[begin TASK INPUTS]

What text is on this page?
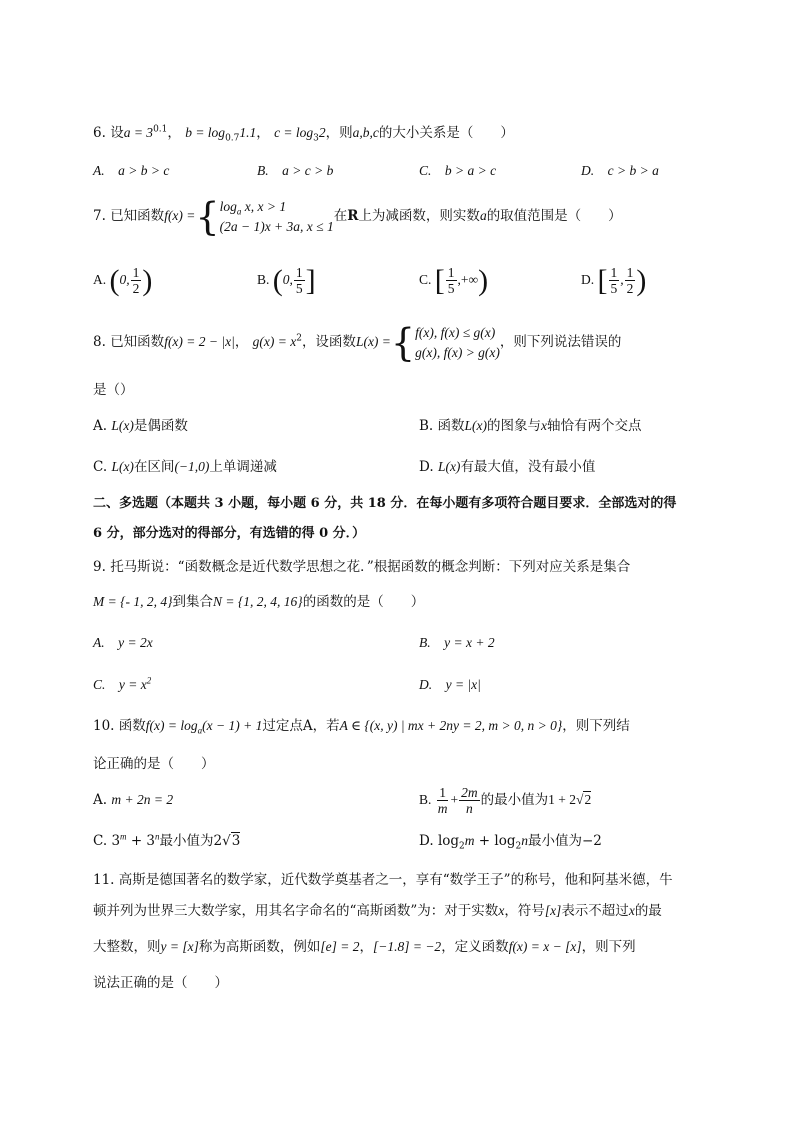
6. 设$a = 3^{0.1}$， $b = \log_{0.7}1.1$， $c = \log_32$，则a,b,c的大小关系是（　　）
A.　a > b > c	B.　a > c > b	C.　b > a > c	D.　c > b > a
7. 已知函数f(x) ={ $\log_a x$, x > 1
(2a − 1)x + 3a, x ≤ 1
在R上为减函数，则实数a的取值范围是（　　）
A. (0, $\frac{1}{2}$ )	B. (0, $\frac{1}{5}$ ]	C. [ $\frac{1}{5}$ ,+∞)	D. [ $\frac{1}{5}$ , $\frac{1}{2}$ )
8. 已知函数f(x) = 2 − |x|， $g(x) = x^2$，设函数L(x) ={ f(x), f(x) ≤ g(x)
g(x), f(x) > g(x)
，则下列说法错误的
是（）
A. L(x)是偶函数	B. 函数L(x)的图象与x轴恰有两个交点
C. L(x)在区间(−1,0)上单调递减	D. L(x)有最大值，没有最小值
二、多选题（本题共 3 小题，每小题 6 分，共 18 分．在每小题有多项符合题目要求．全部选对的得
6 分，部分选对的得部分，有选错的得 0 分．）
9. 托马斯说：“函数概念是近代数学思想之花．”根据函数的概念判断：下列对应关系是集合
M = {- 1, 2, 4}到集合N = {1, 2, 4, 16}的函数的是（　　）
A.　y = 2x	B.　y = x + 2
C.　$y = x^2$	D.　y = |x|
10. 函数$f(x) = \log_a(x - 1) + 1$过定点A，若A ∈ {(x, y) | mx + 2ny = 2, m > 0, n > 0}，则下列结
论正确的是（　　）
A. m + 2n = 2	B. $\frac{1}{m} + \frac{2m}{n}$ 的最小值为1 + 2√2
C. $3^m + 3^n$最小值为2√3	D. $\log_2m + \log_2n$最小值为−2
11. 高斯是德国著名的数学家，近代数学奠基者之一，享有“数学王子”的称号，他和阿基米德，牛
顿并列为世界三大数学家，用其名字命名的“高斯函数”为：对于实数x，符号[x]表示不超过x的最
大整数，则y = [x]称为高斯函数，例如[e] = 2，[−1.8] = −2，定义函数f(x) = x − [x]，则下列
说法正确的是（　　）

[end TASK INPUTS]
[begin TASK INPUTS]

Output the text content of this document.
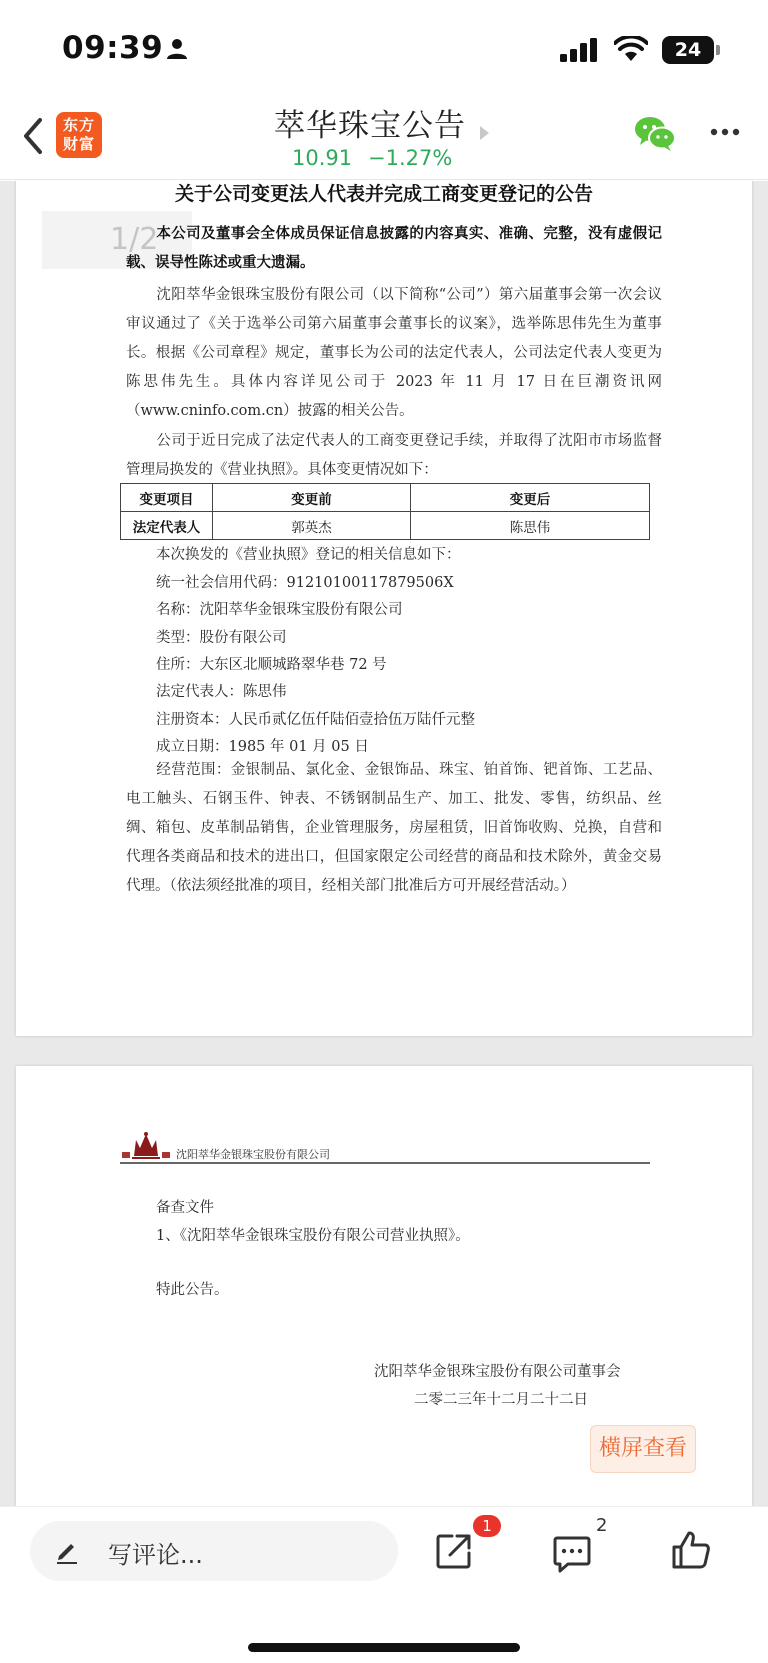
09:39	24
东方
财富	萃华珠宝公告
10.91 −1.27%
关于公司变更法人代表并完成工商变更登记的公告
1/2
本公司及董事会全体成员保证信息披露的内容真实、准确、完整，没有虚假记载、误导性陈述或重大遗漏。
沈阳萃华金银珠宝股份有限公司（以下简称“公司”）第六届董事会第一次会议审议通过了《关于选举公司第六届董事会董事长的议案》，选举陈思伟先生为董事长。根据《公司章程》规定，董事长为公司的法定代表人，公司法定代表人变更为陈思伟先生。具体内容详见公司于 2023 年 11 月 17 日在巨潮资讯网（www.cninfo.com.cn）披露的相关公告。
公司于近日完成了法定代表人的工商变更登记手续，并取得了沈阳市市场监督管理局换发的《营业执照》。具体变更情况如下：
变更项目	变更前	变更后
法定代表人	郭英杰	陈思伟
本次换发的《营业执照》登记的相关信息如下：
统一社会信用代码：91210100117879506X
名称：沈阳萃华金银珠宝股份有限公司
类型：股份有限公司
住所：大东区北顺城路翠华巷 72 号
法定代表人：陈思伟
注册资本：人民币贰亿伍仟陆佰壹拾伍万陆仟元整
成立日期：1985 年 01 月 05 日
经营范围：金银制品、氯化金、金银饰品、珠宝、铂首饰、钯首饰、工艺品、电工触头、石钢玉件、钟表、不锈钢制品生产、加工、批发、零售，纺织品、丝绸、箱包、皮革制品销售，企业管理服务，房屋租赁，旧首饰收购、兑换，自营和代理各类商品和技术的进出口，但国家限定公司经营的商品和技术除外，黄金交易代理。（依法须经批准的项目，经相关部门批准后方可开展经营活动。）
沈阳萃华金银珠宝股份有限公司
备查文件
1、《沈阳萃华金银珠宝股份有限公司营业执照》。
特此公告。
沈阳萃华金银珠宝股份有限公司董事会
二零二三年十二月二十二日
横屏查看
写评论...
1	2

[end TASK INPUTS]

WRITTEN INSTRUCTION →
Examine the records and pull out every line where the string "text" occurs.

EXERCISE SOLUTION →
What text is on this page?
Output the text content of this document.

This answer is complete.